_SET PROBLEM_
Give the number of lines that include the word "name", and nothing else.

_DATA EXCERPTS_
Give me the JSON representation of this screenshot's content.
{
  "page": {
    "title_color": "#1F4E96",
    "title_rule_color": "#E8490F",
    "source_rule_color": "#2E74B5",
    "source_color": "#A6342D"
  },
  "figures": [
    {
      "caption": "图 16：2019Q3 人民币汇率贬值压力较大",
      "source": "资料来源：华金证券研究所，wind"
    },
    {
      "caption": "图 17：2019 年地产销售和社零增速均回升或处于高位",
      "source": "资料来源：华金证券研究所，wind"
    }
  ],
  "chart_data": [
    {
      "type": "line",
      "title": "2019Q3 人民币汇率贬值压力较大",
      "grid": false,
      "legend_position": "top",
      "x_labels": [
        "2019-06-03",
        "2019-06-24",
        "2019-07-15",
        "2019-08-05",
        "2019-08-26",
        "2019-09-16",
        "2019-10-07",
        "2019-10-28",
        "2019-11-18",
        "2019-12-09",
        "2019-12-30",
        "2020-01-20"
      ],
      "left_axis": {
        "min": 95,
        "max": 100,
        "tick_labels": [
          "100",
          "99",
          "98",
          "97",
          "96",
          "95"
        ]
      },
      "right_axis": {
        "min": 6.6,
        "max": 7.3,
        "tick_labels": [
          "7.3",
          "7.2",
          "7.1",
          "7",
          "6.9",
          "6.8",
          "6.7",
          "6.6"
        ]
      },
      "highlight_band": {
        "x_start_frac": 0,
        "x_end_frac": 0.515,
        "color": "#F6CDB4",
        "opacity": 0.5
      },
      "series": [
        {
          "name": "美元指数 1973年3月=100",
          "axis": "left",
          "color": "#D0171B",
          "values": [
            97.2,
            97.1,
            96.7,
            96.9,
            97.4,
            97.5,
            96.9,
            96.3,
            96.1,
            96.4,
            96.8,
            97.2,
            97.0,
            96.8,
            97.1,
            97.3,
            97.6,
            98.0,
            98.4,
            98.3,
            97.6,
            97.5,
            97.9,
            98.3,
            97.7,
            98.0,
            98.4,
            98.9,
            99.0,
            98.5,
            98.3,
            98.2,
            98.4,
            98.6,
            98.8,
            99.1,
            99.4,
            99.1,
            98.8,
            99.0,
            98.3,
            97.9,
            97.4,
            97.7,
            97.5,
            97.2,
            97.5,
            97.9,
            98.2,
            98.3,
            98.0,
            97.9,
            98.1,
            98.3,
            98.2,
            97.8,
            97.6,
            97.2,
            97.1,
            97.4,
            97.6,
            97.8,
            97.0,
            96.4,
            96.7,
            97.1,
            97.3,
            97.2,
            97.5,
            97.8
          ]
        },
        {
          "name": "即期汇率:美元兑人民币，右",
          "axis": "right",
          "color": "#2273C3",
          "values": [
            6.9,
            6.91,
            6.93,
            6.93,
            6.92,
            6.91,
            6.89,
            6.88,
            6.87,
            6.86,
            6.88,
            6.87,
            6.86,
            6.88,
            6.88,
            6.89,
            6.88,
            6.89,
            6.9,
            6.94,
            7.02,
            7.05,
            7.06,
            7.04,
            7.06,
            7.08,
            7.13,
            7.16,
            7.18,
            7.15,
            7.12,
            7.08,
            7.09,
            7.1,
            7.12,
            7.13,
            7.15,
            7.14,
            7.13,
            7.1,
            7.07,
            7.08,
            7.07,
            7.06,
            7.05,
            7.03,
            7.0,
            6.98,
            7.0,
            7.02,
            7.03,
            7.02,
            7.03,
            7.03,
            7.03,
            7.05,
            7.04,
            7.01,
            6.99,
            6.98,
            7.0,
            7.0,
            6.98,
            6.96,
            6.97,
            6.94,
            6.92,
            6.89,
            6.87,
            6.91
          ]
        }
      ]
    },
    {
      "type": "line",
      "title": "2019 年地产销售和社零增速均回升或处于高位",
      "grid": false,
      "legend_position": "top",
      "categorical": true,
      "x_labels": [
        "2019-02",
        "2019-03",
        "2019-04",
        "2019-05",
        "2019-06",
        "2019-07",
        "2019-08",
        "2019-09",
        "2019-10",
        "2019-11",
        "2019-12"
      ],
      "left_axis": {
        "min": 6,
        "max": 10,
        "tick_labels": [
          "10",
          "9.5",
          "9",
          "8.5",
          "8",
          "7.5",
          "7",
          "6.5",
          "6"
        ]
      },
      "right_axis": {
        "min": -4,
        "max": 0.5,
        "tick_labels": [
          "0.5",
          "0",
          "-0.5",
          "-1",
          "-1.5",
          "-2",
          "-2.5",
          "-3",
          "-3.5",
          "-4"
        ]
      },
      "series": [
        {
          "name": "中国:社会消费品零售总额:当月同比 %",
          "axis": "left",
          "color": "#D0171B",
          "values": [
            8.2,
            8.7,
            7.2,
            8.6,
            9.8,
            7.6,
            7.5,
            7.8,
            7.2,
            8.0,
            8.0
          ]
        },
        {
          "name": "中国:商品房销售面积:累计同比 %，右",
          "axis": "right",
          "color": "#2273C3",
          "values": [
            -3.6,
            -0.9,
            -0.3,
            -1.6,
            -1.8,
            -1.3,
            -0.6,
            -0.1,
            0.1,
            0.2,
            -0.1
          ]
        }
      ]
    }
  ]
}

_RESULT OF THIS TASK_
4